TEXTO DEL DOCUMENTO:
Sin embargo, desde otro punto de vista, la Realidad Divina puede y debe manifestarse en el ámbito mismo de la creación. Es la perspectiva de la teofanía y de la inmanencia. La palabra teofanía se refiere literalmente a la idea de una manifestación, o aparición de la Divinidad. En cuanto a la palabra inmanencia, que hay que entender por oposición a la trascendencia, se refiere a la forma en que la Divinidad está misteriosamente presente en el universo de la manifestación. En las formas más explícitas y directas de esta perspectiva encontramos la idea de una presencia o inherencia de la Divinidad en la manifestación. En último extremo, esta inherencia se traduce en la idea de descenso divino, o incluso de encarnación divina. Es importante señalar que estos dos puntos de vista, aunque parezcan contradecirse, no pueden excluirse absolutamente el uno al otro. Una de las dimensiones más importantes de la religión perenne radica, precisamente, en su capacidad de reconocer la interpenetración e interacción entre estas perspectivas aparentemente antitéticas.

Esta situación resulta de la capacidad de comprender que la Realidad es una y que ninguna diferenciación puede ser absoluta, porque una realidad dada participa necesariamente en otra en cierta medida y de algún modo. En otras palabras, una perspectiva religiosa, en la medida en que está diferenciada, no puede excluir totalmente otros puntos de vista, y por eso siempre es posible encontrar en determinada perspectiva circunstancias, aunque sean marginales, o conceptos relacionados con otra perspectiva. Así es como la perspectiva de la trascendencia, mientras posiciona a Dios por decirlo así infinitamente por encima del mundo, debe reconocer las huellas de la inmanencia divina en el orden y la belleza de los signos del Uno en el universo. Y del mismo modo, el punto de vista de la inmanencia, de la teofanía, e incluso de la encarnación, no puede negar la dimensión de la trascendencia sin reducir la metafísica al panteísmo. La naturaleza “es” Dios, pero Dios no se puede reducir a la naturaleza. La religión perenne integra estos puntos de vista aparentemente opuestos e insiste en los principios de alternancia e interpenetración que dan forma a todo el universo a través de la urdimbre y la trama de su tejido divino.

ENTRADAS EN BRUTO:

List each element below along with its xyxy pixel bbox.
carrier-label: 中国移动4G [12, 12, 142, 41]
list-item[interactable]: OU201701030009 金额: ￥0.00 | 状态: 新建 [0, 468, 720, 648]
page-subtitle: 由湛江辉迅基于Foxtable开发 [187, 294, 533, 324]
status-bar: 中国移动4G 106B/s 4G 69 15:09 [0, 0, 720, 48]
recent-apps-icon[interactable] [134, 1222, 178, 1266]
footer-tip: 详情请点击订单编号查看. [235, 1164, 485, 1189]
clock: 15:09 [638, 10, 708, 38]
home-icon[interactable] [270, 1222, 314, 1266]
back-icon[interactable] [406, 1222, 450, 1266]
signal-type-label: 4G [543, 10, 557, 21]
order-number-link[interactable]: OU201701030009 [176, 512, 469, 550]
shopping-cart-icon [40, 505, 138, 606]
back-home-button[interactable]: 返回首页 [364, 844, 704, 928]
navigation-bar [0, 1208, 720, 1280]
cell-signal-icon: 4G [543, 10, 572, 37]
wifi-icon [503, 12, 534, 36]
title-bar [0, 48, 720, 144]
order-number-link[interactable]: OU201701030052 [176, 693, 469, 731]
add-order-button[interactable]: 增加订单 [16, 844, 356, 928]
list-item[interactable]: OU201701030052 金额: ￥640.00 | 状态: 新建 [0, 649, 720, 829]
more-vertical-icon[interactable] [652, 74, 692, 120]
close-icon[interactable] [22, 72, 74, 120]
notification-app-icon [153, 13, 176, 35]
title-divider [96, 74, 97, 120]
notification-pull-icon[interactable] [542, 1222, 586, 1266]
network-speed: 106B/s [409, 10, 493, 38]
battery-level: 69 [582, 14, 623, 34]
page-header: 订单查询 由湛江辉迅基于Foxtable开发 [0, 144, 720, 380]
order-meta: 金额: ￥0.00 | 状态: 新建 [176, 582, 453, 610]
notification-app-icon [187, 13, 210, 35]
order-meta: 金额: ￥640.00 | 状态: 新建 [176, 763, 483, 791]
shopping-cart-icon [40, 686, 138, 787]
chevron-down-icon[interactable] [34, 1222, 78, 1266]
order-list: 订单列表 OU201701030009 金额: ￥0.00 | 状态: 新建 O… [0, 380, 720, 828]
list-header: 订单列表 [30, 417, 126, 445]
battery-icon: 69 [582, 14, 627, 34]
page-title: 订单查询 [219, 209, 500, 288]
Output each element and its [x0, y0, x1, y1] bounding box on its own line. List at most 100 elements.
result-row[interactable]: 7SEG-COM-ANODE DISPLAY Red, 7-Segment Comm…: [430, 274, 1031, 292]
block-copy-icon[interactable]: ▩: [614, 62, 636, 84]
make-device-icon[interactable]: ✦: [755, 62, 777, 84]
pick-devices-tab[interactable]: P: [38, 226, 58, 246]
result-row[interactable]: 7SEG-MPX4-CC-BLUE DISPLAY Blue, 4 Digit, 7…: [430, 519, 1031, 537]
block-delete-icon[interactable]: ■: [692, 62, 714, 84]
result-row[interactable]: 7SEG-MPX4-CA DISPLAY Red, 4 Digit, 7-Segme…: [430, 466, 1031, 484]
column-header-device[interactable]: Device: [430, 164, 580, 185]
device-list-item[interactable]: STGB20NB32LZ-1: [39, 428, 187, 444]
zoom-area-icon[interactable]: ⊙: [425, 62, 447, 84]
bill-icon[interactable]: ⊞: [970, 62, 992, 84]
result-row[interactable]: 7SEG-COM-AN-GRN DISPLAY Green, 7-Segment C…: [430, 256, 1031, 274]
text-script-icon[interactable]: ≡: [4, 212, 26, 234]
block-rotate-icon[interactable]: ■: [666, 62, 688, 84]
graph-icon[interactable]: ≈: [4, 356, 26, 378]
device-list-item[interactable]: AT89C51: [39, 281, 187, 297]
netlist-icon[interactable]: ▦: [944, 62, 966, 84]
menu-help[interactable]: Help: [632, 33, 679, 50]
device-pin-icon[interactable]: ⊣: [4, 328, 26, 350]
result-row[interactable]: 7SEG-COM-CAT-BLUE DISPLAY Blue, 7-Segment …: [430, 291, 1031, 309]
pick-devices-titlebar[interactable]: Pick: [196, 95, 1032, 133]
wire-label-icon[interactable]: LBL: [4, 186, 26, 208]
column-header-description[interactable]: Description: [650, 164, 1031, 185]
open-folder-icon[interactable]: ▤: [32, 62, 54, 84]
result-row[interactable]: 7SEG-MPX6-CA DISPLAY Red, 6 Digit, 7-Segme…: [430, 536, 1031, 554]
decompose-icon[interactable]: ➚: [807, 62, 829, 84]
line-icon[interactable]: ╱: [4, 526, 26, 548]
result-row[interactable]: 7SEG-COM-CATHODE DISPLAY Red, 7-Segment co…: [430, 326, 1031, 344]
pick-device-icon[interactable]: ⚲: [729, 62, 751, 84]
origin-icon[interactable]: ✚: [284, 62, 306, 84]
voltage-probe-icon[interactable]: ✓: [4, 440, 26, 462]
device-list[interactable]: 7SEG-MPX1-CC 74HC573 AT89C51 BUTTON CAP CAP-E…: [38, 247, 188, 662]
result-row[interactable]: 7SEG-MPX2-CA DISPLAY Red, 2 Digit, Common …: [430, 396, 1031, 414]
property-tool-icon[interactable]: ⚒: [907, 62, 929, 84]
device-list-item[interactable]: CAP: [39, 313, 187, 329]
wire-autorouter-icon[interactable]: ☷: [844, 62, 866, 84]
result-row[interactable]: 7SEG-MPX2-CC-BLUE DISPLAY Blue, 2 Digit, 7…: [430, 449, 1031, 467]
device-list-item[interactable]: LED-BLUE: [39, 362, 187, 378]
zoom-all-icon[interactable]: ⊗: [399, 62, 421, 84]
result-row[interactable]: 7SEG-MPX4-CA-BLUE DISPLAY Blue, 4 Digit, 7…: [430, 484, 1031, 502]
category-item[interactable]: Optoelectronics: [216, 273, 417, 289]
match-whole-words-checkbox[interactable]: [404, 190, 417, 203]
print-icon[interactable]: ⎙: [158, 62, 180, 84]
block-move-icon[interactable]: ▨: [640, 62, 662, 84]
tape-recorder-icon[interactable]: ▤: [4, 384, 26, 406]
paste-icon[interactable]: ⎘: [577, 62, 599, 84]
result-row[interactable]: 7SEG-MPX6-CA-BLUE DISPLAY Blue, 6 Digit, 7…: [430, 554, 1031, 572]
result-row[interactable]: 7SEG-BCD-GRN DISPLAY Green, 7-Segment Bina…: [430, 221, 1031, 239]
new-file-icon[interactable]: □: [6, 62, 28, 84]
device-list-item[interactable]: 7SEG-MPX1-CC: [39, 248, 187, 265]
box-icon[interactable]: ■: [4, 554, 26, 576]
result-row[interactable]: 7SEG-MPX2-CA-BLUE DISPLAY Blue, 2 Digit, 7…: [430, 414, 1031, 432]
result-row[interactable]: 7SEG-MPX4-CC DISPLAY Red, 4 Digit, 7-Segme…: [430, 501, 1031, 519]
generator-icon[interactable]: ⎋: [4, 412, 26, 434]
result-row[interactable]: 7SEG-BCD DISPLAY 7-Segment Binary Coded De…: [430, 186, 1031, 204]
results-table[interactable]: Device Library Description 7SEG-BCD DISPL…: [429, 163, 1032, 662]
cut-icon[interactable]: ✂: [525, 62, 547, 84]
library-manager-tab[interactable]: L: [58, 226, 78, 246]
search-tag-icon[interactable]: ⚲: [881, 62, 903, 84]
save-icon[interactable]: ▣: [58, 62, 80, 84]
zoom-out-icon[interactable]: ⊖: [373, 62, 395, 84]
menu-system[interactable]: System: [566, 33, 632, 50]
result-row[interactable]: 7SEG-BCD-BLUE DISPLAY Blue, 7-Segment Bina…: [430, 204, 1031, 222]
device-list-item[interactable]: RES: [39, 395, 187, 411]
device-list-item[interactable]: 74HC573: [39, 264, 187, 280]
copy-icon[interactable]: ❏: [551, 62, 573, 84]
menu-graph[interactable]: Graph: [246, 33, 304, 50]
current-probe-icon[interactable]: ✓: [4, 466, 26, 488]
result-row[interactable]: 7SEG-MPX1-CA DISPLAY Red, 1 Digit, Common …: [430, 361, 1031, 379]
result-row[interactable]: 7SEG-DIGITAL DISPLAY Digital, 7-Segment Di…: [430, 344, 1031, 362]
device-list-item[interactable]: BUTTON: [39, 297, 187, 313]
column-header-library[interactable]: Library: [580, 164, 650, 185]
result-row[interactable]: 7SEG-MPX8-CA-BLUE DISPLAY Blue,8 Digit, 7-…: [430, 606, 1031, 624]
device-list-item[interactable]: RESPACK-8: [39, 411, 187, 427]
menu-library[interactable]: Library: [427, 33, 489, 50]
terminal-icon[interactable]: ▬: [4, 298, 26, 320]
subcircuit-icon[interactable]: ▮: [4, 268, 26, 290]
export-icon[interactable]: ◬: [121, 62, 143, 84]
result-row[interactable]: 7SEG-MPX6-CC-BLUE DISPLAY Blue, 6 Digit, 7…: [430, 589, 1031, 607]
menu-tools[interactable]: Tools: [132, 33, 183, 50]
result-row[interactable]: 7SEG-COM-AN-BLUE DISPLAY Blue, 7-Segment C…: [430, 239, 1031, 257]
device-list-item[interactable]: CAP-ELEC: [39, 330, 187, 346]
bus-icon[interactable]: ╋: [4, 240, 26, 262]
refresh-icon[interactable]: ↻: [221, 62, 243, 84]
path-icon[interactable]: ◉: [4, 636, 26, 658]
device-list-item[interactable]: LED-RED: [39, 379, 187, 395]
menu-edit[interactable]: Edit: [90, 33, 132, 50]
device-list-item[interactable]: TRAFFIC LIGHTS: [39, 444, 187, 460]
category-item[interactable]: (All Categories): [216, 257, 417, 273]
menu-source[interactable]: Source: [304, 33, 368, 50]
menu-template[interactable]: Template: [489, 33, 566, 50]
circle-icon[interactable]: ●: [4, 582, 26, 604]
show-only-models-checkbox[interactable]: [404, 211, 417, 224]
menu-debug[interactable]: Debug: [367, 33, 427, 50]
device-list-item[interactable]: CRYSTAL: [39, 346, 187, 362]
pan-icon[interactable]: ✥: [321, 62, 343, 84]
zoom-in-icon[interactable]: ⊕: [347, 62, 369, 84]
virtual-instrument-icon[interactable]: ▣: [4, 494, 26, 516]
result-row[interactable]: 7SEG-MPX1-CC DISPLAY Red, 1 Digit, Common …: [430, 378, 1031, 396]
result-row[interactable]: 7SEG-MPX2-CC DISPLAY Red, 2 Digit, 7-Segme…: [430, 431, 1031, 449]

QUÉ HACER:
- 1) Contesta estas preguntas sobre el texto de la religión perenne:
(a) ¿A qué se refiere literalmente la palabra "teofanía"?
(b) ¿En qué se traduce, en último extremo, la inherencia de la Divinidad en la manifestación?
(c) ¿A qué quedaría reducida la metafísica si el punto de vista de la inmanencia negara la dimensión de la trascendencia?
- 2) Indica si cada afirmación concuerda con el texto de la religión perenne. Responde sí o no y cita las palabras del texto que lo deciden.
(a) La palabra inmanencia se entiende por oposición a la trascendencia.
(b) Los dos puntos de vista se excluyen por completo el uno al otro.
(c) Dios se puede reducir a la naturaleza.
- 3) Prolonga el texto de la religión perenne a partir de su última oración.

RESPUESTAS ESCRITAS:
- 1)
(a) A la idea de una manifestación, o aparición de la Divinidad.
(b) En la idea de descenso divino, o incluso de encarnación divina.
(c) Al panteísmo.

- 2)
(a) Sí: "que hay que entender por oposición a la trascendencia".
(b) No: "no pueden excluirse absolutamente el uno al otro".
(c) No: "pero Dios no se puede reducir a la naturaleza".

- 3)
A menudo se ha afirmado — y es una evidencia de experiencia en todos los creyentes — que “Dios es el Bien”. Sin embargo el Bien se puede comprender y entender sea objetivamente, como un Ser que está fuera de nosotros, una Realidad trascendente, o subjetivamente, como un estado del Ser, o un modo de conciencia, que podemos experimentar y realizar interiormente. Aproximadamente hablando, es la distinción entre el Dios de la Biblia y el Nirvana budista. Tanto si la palabra anglosajona “gód”, que significa “bien”, es etimológicamente análoga a Dios como si no, la relación entre la divinidad y el valor supremo es demasiado universal para que tenga que ser demostrado mediante una prueba lingüística. Si es verdad que el Dios de Abraham, Jesús y Muhammad está literalmente ausente del punto de vista práctico de Buda, sus cualidades de perfección incorruptible y compasión universal son eminentemente análogas al estado de ser que el budismo propone como objetivo. Al revés, el ideal sin ego del Nirvana no puede encontrase explícitamente en la creencia religiosa de los profetas bíblicos, pero el abandono espiritual a una Realidad superior que han enseñado sin descanso se ajusta completamente al llamamiento del Dharma a liberarse de la servidumbre individualista.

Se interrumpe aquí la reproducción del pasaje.